----- Items

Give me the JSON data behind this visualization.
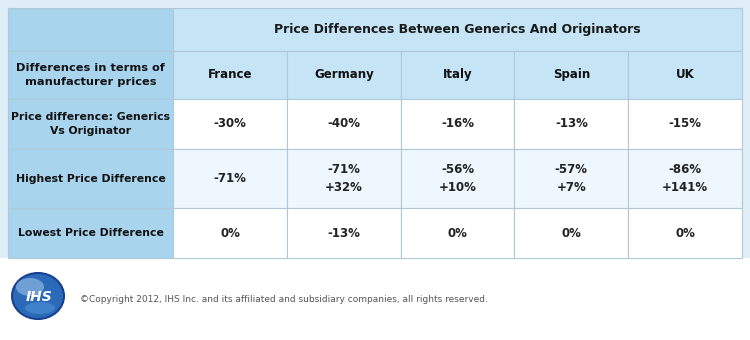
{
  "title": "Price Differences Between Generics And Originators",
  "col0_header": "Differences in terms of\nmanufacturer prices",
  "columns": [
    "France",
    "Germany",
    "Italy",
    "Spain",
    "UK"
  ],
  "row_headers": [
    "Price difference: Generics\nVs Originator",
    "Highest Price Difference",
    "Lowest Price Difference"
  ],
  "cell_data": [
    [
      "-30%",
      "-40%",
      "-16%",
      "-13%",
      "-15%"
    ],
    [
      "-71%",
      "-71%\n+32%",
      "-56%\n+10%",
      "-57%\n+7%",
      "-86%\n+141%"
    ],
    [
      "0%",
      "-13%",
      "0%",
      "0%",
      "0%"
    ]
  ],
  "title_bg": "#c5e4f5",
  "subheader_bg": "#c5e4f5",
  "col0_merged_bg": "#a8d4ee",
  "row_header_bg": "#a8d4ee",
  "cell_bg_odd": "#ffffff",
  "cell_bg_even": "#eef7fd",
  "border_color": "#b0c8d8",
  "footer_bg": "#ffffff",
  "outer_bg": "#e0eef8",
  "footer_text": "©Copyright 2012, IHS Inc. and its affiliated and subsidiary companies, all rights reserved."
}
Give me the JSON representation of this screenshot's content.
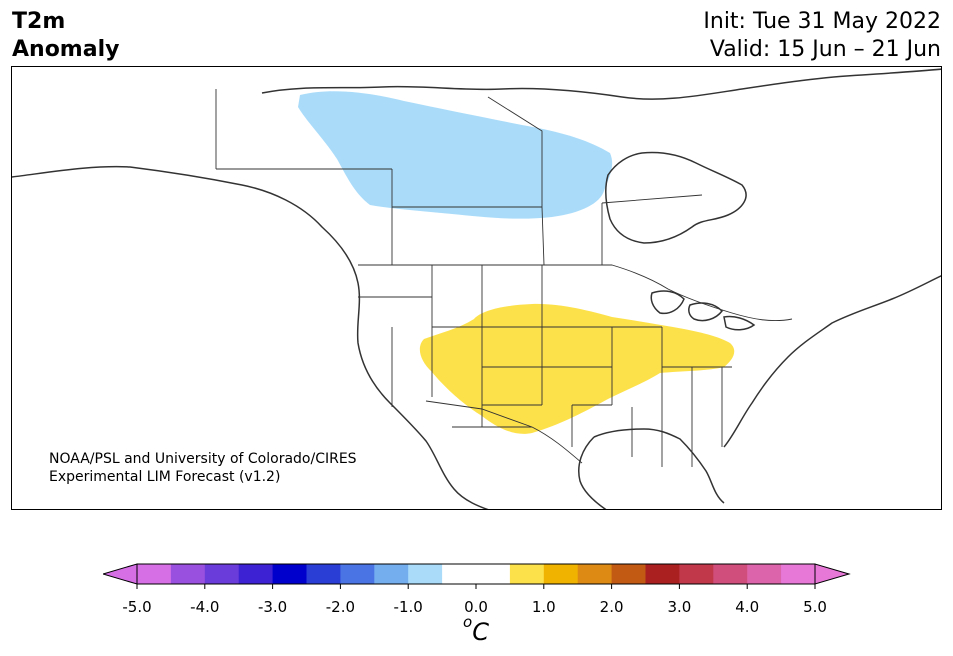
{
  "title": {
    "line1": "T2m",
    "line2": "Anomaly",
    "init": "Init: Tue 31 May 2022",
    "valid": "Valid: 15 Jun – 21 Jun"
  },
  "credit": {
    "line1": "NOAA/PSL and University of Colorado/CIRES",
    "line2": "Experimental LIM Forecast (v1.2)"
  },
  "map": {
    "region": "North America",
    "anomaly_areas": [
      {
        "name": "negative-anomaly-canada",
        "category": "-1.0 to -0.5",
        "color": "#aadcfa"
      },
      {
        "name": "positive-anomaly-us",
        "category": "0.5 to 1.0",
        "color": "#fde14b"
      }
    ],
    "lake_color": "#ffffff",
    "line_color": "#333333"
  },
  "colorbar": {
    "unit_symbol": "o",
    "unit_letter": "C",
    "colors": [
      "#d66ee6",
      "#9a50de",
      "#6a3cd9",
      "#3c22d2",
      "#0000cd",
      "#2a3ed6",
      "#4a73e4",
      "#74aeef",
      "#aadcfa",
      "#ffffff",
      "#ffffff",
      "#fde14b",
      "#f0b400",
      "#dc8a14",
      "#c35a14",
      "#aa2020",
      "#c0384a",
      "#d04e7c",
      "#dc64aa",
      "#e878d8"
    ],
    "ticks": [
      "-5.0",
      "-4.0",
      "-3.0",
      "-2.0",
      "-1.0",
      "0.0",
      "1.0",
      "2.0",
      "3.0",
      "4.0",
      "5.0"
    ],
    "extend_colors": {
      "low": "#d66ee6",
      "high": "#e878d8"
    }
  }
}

----------
----- Items

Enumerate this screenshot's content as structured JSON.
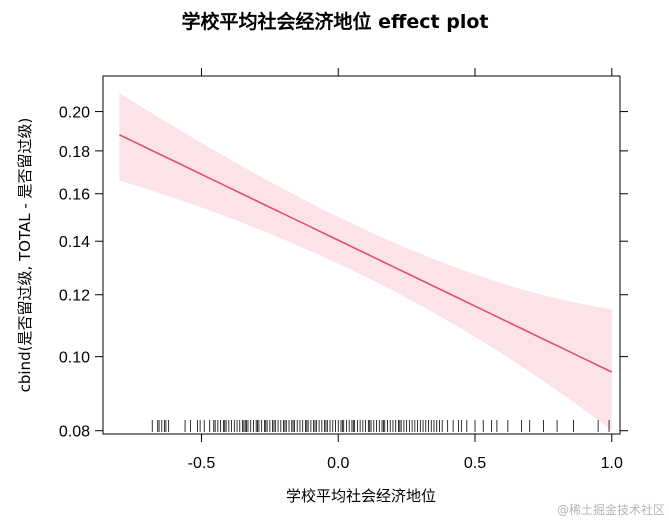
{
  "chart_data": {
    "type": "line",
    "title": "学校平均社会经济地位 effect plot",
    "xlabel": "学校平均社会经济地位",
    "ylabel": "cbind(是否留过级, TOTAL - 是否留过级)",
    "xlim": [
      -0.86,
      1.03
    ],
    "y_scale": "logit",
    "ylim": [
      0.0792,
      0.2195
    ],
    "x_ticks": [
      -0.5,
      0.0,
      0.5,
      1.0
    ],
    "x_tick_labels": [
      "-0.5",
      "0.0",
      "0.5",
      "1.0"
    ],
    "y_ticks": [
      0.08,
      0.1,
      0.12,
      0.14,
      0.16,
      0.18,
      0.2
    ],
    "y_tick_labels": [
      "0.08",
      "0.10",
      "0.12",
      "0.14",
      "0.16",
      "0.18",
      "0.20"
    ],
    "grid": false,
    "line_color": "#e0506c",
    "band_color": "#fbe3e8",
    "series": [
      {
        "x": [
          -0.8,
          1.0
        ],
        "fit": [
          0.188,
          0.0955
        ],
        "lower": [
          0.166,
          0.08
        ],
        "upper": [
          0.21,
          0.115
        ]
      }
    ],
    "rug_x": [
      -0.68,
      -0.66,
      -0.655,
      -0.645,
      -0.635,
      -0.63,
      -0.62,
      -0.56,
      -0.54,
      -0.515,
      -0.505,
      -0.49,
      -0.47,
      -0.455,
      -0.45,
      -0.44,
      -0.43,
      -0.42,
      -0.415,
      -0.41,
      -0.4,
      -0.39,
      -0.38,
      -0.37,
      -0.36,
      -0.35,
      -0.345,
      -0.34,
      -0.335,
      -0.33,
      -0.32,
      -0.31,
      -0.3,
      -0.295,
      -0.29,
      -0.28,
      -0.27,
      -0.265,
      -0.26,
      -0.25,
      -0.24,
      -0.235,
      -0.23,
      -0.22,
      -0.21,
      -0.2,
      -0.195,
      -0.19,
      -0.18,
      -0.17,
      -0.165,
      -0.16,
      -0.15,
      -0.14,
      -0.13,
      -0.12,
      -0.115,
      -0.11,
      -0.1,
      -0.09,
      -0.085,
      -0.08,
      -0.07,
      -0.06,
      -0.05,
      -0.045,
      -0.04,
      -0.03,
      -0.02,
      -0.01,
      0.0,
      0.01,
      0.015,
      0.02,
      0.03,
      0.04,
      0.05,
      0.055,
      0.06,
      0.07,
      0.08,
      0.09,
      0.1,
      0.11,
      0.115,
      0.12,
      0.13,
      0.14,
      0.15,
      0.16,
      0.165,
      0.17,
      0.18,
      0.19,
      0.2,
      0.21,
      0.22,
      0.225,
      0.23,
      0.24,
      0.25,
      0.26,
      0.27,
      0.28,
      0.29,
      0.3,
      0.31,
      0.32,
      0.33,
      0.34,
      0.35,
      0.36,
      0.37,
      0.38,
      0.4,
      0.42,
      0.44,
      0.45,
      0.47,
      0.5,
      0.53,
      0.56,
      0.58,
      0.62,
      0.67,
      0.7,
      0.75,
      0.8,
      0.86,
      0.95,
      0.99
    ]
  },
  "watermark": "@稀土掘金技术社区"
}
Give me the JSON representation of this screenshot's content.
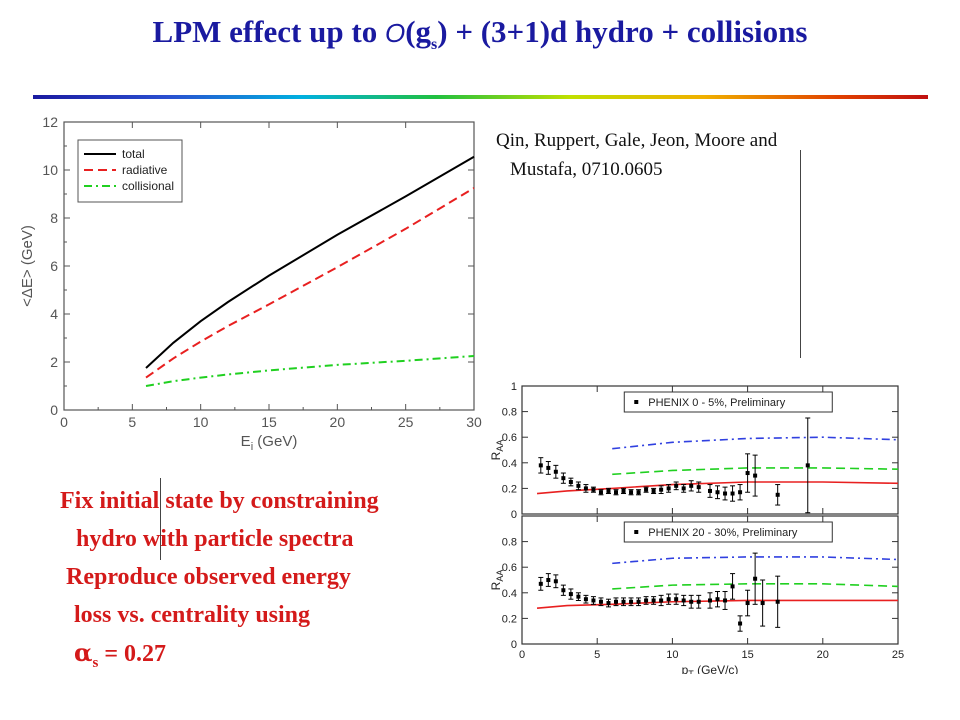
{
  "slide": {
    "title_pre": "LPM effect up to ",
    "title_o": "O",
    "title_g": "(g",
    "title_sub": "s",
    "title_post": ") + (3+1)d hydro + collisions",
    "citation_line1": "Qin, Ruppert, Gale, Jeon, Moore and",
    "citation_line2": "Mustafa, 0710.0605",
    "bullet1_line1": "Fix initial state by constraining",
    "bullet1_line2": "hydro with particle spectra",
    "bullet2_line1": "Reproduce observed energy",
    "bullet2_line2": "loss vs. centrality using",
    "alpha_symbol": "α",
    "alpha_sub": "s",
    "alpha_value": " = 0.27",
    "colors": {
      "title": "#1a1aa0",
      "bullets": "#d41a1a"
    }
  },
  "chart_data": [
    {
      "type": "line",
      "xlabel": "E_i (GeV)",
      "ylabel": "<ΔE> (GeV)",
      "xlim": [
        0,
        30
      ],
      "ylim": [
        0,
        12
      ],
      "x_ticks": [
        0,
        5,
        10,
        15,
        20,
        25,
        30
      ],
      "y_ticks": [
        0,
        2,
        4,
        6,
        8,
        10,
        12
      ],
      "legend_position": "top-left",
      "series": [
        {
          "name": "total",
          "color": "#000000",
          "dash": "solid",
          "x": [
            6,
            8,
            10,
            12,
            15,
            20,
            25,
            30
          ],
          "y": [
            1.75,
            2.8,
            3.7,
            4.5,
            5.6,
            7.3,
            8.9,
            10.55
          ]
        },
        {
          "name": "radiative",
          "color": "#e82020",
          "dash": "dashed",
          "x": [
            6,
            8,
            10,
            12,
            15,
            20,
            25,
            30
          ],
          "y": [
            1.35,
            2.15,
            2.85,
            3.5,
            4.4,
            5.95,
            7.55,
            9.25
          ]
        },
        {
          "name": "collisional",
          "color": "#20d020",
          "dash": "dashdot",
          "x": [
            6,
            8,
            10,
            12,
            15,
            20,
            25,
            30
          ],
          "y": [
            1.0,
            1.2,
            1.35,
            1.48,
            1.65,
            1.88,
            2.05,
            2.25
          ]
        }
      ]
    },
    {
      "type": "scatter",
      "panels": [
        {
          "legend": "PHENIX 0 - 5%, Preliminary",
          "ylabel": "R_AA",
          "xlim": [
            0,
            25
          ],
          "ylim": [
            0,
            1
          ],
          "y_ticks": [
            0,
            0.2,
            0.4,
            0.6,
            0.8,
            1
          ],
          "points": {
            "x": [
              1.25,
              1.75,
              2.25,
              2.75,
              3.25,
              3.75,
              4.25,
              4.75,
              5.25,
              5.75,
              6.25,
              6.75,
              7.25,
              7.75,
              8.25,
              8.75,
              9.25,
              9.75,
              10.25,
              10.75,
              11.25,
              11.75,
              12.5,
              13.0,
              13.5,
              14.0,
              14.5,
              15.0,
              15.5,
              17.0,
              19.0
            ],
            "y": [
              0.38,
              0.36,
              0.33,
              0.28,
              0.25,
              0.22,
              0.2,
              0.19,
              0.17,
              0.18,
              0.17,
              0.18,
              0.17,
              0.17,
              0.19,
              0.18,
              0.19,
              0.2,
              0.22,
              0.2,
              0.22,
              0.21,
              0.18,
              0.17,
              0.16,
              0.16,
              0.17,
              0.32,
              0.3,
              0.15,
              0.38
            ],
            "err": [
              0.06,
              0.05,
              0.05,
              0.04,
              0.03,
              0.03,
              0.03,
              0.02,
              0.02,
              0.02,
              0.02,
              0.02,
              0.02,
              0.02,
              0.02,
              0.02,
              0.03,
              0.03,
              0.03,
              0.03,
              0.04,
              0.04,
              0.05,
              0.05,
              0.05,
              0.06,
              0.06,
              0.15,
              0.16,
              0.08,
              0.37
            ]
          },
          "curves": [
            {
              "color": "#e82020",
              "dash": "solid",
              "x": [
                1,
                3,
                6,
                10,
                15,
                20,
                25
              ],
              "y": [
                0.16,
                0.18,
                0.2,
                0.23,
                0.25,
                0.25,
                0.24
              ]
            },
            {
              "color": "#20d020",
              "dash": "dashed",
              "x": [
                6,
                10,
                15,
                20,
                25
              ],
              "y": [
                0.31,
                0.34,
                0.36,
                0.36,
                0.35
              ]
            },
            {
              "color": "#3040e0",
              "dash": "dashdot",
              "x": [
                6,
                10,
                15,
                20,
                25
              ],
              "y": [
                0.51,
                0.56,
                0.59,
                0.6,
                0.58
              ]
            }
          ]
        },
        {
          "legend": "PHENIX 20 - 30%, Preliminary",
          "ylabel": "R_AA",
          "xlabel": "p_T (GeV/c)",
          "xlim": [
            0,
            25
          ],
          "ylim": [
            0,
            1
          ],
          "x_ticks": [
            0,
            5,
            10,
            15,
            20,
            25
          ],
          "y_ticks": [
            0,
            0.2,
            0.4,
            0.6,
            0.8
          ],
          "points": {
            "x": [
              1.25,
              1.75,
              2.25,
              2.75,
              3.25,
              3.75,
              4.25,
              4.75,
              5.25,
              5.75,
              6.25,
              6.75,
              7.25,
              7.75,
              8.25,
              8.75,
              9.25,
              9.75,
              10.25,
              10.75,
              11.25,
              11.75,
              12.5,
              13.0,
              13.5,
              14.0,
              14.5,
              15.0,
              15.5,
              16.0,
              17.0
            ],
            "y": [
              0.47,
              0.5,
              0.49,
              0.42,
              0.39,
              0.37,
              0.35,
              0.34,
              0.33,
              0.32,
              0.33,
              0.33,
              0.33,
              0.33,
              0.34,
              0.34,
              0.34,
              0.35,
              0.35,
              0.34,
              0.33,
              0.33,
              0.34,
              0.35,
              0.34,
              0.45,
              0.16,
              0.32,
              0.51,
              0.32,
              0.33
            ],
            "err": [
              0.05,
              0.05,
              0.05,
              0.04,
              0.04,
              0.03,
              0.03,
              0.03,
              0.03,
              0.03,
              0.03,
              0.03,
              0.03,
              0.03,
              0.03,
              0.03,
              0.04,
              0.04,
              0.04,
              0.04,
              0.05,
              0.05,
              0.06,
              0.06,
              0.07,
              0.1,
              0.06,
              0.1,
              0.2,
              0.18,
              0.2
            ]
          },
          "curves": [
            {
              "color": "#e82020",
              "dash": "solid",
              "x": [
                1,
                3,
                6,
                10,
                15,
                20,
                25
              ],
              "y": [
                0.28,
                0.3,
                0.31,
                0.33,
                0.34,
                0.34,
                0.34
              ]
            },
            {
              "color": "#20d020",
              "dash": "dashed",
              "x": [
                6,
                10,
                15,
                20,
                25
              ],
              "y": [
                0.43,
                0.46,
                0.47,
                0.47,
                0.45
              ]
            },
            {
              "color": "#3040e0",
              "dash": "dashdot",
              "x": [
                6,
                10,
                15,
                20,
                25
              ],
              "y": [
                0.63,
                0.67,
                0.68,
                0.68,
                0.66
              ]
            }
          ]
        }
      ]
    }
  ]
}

----------
----- Items

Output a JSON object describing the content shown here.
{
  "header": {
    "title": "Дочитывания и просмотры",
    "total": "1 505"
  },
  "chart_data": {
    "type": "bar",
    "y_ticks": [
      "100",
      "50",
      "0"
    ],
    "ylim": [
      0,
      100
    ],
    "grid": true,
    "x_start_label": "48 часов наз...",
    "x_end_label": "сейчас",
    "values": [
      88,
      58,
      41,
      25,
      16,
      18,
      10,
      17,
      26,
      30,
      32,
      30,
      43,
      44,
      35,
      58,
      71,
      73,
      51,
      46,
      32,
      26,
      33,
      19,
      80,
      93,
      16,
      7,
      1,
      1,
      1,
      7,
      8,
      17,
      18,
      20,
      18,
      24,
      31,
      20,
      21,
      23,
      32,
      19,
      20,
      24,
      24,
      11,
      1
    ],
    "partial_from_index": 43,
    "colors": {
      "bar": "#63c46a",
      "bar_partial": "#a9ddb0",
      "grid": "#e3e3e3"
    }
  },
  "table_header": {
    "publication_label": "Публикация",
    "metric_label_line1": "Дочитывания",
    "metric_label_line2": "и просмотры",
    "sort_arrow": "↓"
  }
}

----------

- Task statement: List every line from the entries above in which "Preliminary" appears.

- Correct output:
          "legend": "PHENIX 0 - 5%, Preliminary",
          "legend": "PHENIX 20 - 30%, Preliminary",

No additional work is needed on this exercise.